What the task requires:
Gather the lines from the material that contain "KBHM".

-- begin --

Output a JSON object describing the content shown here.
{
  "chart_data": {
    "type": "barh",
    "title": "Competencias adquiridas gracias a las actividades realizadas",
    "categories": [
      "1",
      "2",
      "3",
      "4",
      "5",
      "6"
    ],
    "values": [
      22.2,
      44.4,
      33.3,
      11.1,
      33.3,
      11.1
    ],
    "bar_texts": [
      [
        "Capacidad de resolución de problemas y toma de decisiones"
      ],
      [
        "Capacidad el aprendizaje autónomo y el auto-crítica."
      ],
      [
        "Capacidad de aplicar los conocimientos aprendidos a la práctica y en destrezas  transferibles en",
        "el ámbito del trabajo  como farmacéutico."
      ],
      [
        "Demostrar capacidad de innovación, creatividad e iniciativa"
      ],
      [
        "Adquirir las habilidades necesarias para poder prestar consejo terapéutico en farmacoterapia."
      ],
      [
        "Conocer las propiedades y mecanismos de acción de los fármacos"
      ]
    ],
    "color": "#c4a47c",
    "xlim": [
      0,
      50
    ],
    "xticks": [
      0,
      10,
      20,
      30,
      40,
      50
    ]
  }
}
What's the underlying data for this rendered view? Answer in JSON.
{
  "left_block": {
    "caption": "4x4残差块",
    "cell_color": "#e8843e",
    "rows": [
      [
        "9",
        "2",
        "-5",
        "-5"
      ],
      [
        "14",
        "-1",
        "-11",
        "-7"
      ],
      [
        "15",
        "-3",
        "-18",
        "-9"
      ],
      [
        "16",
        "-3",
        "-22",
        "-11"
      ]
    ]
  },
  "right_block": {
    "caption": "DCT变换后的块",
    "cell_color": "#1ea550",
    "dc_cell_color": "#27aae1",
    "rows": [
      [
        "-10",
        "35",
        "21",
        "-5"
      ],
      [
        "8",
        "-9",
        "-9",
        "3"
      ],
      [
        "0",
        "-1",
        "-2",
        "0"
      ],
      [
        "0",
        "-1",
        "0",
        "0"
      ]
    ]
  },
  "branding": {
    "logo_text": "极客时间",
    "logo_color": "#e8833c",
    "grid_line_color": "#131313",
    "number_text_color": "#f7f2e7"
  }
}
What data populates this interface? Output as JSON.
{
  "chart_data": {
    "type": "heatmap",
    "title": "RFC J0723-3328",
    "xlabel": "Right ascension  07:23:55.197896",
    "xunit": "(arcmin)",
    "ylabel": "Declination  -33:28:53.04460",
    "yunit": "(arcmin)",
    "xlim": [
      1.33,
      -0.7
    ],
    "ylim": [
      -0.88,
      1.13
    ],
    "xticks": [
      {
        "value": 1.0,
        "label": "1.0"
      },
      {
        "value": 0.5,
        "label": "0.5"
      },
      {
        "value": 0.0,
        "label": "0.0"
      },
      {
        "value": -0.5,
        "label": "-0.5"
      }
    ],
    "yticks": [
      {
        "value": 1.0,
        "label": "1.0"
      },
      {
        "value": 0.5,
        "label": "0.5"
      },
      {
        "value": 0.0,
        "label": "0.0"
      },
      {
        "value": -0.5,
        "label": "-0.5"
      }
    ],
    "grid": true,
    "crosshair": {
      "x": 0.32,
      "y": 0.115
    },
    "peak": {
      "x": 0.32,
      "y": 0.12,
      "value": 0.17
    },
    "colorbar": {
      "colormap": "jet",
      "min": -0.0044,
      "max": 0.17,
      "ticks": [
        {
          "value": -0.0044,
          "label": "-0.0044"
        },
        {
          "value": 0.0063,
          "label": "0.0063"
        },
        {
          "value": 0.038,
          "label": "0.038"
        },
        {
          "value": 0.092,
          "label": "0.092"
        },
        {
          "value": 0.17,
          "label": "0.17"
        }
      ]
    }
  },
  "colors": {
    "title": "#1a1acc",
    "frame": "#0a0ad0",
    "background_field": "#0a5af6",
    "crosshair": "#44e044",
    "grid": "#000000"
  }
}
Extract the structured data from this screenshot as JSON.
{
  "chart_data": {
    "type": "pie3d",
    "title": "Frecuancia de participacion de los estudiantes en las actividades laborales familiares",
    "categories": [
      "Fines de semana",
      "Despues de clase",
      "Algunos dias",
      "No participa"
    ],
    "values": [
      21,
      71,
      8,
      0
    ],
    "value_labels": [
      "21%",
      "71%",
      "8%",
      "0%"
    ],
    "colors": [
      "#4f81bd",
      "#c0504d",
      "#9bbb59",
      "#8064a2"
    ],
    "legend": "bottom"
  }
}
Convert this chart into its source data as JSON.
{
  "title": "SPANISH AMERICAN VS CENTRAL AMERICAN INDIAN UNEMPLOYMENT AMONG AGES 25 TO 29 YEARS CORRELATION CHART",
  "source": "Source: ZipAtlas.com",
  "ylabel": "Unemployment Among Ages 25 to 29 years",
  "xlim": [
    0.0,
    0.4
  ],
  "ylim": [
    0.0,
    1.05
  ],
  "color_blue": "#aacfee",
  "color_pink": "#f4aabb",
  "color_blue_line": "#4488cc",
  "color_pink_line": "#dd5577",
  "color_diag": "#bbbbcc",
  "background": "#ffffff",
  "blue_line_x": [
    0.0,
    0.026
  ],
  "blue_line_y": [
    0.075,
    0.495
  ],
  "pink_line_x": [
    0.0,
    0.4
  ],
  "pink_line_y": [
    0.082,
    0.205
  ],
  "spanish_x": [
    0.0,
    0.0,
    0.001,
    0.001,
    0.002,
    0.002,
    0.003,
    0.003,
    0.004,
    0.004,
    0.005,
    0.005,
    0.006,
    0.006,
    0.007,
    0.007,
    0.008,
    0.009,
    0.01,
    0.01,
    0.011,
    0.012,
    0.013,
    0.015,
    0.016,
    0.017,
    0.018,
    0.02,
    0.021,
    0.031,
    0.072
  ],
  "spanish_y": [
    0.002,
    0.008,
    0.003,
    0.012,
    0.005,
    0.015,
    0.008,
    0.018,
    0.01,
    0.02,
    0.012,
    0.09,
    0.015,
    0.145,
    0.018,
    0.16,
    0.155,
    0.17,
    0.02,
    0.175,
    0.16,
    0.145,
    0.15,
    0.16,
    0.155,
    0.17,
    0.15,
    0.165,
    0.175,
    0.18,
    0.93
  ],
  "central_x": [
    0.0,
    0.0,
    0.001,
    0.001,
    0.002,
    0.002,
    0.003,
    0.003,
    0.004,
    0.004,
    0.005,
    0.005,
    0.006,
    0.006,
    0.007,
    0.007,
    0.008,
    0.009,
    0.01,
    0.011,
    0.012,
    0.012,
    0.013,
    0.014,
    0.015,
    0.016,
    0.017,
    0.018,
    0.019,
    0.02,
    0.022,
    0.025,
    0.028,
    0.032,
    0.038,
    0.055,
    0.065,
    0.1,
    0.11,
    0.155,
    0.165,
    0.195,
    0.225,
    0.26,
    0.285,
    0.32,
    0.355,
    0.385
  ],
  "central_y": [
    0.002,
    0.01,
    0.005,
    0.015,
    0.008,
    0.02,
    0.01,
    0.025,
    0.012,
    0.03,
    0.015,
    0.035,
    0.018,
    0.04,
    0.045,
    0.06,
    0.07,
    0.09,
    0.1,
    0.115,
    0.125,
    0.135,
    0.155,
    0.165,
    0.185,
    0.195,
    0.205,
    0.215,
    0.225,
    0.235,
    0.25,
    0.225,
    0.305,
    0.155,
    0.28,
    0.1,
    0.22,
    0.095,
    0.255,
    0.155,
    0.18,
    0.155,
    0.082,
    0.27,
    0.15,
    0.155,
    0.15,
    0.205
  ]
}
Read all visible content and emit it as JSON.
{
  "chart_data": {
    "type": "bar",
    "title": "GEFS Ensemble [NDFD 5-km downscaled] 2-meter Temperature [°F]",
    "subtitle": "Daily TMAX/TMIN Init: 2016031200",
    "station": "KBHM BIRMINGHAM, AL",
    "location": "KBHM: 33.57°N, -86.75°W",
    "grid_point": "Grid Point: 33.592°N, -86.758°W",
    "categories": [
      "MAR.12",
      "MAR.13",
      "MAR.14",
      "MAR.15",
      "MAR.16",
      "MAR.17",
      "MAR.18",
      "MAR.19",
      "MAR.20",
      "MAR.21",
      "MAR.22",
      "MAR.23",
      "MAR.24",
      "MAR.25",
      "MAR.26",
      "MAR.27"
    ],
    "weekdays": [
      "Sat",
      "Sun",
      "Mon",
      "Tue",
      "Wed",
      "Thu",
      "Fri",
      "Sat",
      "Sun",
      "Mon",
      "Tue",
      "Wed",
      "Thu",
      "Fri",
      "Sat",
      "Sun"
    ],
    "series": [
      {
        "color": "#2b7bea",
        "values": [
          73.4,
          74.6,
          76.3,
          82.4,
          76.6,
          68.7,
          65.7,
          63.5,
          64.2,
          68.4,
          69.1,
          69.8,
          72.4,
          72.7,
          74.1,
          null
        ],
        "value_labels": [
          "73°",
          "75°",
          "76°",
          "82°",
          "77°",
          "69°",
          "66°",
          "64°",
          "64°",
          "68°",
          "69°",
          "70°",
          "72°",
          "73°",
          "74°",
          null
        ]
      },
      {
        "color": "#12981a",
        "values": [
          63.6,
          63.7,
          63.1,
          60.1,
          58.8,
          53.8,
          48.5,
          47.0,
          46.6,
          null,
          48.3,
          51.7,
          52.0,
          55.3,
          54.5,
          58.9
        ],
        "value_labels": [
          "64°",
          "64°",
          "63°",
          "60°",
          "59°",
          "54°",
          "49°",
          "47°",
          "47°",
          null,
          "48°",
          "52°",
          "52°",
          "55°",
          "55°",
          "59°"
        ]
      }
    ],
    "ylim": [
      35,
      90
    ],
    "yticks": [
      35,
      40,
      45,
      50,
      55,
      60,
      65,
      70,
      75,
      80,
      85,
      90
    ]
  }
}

-- end --

Solution for this task:
    "station": "KBHM BIRMINGHAM, AL",
    "location": "KBHM: 33.57°N, -86.75°W",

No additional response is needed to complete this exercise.